— INSTRUCTION —
Write out the data below in full. Keep it exact.

## start

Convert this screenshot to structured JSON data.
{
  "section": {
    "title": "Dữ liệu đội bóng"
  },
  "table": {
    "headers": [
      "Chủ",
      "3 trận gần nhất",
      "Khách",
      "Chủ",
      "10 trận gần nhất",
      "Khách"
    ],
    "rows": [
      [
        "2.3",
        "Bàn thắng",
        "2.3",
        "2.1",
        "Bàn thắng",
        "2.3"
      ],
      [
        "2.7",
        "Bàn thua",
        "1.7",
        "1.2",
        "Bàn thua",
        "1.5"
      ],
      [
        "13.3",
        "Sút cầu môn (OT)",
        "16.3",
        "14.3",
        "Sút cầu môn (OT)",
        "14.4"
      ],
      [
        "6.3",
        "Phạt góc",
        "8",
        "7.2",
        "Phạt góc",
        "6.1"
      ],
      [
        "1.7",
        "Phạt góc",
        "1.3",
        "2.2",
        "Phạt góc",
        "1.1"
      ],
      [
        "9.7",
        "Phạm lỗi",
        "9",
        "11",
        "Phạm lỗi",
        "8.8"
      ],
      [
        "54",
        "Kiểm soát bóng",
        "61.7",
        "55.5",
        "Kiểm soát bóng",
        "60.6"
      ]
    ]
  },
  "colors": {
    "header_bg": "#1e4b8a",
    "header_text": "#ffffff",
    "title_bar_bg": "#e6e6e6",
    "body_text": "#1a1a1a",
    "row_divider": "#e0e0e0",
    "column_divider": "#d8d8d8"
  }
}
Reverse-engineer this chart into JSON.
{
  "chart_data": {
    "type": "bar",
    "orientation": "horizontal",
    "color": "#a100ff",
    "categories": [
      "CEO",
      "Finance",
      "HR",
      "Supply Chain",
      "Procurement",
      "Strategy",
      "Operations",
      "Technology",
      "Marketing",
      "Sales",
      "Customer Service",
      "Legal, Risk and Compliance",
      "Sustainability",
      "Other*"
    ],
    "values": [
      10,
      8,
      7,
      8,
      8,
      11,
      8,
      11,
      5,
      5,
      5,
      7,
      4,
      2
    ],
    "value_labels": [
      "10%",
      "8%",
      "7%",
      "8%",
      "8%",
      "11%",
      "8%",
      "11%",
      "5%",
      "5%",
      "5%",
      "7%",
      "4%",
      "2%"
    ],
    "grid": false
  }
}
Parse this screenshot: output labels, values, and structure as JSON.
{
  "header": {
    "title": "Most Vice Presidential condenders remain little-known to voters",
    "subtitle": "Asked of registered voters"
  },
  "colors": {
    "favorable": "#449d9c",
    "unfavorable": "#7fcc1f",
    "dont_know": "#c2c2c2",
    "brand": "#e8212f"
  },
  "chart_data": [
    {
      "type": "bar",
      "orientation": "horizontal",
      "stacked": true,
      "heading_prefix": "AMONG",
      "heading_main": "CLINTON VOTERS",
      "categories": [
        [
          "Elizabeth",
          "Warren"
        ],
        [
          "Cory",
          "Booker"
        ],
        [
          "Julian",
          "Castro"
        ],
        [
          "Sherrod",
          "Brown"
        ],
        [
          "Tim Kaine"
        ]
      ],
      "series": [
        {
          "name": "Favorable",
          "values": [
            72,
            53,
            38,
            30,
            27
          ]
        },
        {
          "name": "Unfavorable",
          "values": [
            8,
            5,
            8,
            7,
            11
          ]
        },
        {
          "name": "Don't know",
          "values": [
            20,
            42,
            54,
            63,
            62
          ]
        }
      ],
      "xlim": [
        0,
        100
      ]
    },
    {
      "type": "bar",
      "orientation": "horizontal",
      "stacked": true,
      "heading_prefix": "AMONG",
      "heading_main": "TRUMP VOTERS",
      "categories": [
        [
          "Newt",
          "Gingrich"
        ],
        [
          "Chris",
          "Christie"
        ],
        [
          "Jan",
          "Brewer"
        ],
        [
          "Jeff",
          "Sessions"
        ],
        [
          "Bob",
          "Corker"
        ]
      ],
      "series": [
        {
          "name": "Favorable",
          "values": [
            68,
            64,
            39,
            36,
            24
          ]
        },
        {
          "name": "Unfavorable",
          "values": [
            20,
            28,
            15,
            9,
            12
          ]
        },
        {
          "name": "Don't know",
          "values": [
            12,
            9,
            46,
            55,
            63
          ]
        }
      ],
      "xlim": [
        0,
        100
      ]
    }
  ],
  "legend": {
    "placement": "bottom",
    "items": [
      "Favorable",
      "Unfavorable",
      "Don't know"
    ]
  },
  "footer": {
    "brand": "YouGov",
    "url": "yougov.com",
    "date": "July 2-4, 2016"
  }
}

## end

— COMPLETE ANSWER —
Convert this screenshot to structured JSON data.
{
  "section": {
    "title": "Dữ liệu đội bóng"
  },
  "table": {
    "headers": [
      "Chủ",
      "3 trận gần nhất",
      "Khách",
      "Chủ",
      "10 trận gần nhất",
      "Khách"
    ],
    "rows": [
      [
        "2.3",
        "Bàn thắng",
        "2.3",
        "2.1",
        "Bàn thắng",
        "2.3"
      ],
      [
        "2.7",
        "Bàn thua",
        "1.7",
        "1.2",
        "Bàn thua",
        "1.5"
      ],
      [
        "13.3",
        "Sút cầu môn (OT)",
        "16.3",
        "14.3",
        "Sút cầu môn (OT)",
        "14.4"
      ],
      [
        "6.3",
        "Phạt góc",
        "8",
        "7.2",
        "Phạt góc",
        "6.1"
      ],
      [
        "1.7",
        "Phạt góc",
        "1.3",
        "2.2",
        "Phạt góc",
        "1.1"
      ],
      [
        "9.7",
        "Phạm lỗi",
        "9",
        "11",
        "Phạm lỗi",
        "8.8"
      ],
      [
        "54",
        "Kiểm soát bóng",
        "61.7",
        "55.5",
        "Kiểm soát bóng",
        "60.6"
      ]
    ]
  },
  "colors": {
    "header_bg": "#1e4b8a",
    "header_text": "#ffffff",
    "title_bar_bg": "#e6e6e6",
    "body_text": "#1a1a1a",
    "row_divider": "#e0e0e0",
    "column_divider": "#d8d8d8"
  }
}
Reverse-engineer this chart into JSON.
{
  "chart_data": {
    "type": "bar",
    "orientation": "horizontal",
    "color": "#a100ff",
    "categories": [
      "CEO",
      "Finance",
      "HR",
      "Supply Chain",
      "Procurement",
      "Strategy",
      "Operations",
      "Technology",
      "Marketing",
      "Sales",
      "Customer Service",
      "Legal, Risk and Compliance",
      "Sustainability",
      "Other*"
    ],
    "values": [
      10,
      8,
      7,
      8,
      8,
      11,
      8,
      11,
      5,
      5,
      5,
      7,
      4,
      2
    ],
    "value_labels": [
      "10%",
      "8%",
      "7%",
      "8%",
      "8%",
      "11%",
      "8%",
      "11%",
      "5%",
      "5%",
      "5%",
      "7%",
      "4%",
      "2%"
    ],
    "grid": false
  }
}
Parse this screenshot: output labels, values, and structure as JSON.
{
  "header": {
    "title": "Most Vice Presidential condenders remain little-known to voters",
    "subtitle": "Asked of registered voters"
  },
  "colors": {
    "favorable": "#449d9c",
    "unfavorable": "#7fcc1f",
    "dont_know": "#c2c2c2",
    "brand": "#e8212f"
  },
  "chart_data": [
    {
      "type": "bar",
      "orientation": "horizontal",
      "stacked": true,
      "heading_prefix": "AMONG",
      "heading_main": "CLINTON VOTERS",
      "categories": [
        [
          "Elizabeth",
          "Warren"
        ],
        [
          "Cory",
          "Booker"
        ],
        [
          "Julian",
          "Castro"
        ],
        [
          "Sherrod",
          "Brown"
        ],
        [
          "Tim Kaine"
        ]
      ],
      "series": [
        {
          "name": "Favorable",
          "values": [
            72,
            53,
            38,
            30,
            27
          ]
        },
        {
          "name": "Unfavorable",
          "values": [
            8,
            5,
            8,
            7,
            11
          ]
        },
        {
          "name": "Don't know",
          "values": [
            20,
            42,
            54,
            63,
            62
          ]
        }
      ],
      "xlim": [
        0,
        100
      ]
    },
    {
      "type": "bar",
      "orientation": "horizontal",
      "stacked": true,
      "heading_prefix": "AMONG",
      "heading_main": "TRUMP VOTERS",
      "categories": [
        [
          "Newt",
          "Gingrich"
        ],
        [
          "Chris",
          "Christie"
        ],
        [
          "Jan",
          "Brewer"
        ],
        [
          "Jeff",
          "Sessions"
        ],
        [
          "Bob",
          "Corker"
        ]
      ],
      "series": [
        {
          "name": "Favorable",
          "values": [
            68,
            64,
            39,
            36,
            24
          ]
        },
        {
          "name": "Unfavorable",
          "values": [
            20,
            28,
            15,
            9,
            12
          ]
        },
        {
          "name": "Don't know",
          "values": [
            12,
            9,
            46,
            55,
            63
          ]
        }
      ],
      "xlim": [
        0,
        100
      ]
    }
  ],
  "legend": {
    "placement": "bottom",
    "items": [
      "Favorable",
      "Unfavorable",
      "Don't know"
    ]
  },
  "footer": {
    "brand": "YouGov",
    "url": "yougov.com",
    "date": "July 2-4, 2016"
  }
}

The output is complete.